* EXERCISE OBJECTIVE *
Output all of the records exactly as written.

- - - -

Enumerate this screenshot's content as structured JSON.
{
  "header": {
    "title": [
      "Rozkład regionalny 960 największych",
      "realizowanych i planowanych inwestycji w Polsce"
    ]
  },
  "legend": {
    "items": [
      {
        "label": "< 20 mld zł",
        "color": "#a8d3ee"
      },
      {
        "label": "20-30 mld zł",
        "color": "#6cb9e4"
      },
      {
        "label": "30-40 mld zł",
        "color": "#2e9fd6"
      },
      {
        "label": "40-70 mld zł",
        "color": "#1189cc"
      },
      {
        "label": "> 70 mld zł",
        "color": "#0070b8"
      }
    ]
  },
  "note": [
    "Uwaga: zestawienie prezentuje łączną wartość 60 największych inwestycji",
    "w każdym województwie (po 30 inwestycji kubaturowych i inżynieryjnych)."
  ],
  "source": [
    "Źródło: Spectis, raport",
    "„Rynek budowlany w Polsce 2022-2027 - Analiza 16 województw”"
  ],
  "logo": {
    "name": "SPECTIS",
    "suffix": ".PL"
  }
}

- - - -

* WORKED SOLUTION *
Enumerate this screenshot's content as structured JSON.
{
  "header": {
    "title": [
      "Rozkład regionalny 960 największych",
      "realizowanych i planowanych inwestycji w Polsce"
    ]
  },
  "legend": {
    "items": [
      {
        "label": "< 20 mld zł",
        "color": "#a8d3ee"
      },
      {
        "label": "20-30 mld zł",
        "color": "#6cb9e4"
      },
      {
        "label": "30-40 mld zł",
        "color": "#2e9fd6"
      },
      {
        "label": "40-70 mld zł",
        "color": "#1189cc"
      },
      {
        "label": "> 70 mld zł",
        "color": "#0070b8"
      }
    ]
  },
  "note": [
    "Uwaga: zestawienie prezentuje łączną wartość 60 największych inwestycji",
    "w każdym województwie (po 30 inwestycji kubaturowych i inżynieryjnych)."
  ],
  "source": [
    "Źródło: Spectis, raport",
    "„Rynek budowlany w Polsce 2022-2027 - Analiza 16 województw”"
  ],
  "logo": {
    "name": "SPECTIS",
    "suffix": ".PL"
  }
}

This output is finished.